WHAT TO WORK ON » Show each line from the listing that includes the word "辩论赛的主持词开场白".

SUPPLIED INFORMATION »
#####

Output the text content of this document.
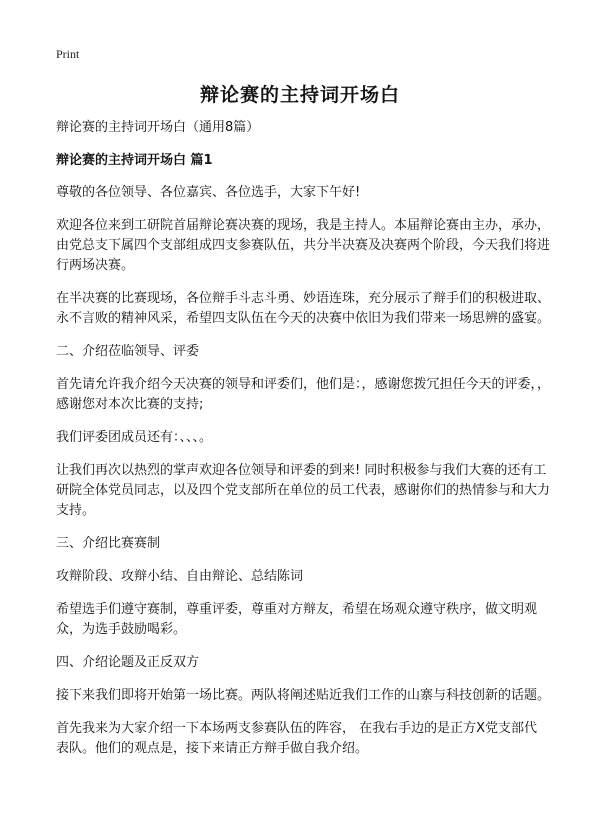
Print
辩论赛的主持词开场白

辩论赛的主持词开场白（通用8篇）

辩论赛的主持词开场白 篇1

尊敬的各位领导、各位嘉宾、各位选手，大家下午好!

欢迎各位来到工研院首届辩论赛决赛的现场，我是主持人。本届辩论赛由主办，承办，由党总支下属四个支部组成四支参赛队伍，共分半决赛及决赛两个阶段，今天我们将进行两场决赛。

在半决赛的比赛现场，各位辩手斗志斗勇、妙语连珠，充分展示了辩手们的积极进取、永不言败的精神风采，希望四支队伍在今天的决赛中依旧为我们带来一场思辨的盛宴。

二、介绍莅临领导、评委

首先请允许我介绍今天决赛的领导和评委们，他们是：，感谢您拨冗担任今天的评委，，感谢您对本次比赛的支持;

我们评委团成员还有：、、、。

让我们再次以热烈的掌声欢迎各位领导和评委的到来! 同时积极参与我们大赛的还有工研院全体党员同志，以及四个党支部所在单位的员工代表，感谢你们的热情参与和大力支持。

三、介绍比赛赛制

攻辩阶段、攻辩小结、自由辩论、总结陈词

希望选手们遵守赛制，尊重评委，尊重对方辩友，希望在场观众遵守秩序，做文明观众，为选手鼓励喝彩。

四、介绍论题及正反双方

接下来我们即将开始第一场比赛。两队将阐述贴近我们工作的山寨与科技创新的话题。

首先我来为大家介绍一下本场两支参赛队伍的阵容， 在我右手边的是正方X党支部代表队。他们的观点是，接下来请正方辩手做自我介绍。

#####

SOLUTION TO THIS PROBLEM »
辩论赛的主持词开场白
辩论赛的主持词开场白（通用8篇）
辩论赛的主持词开场白 篇1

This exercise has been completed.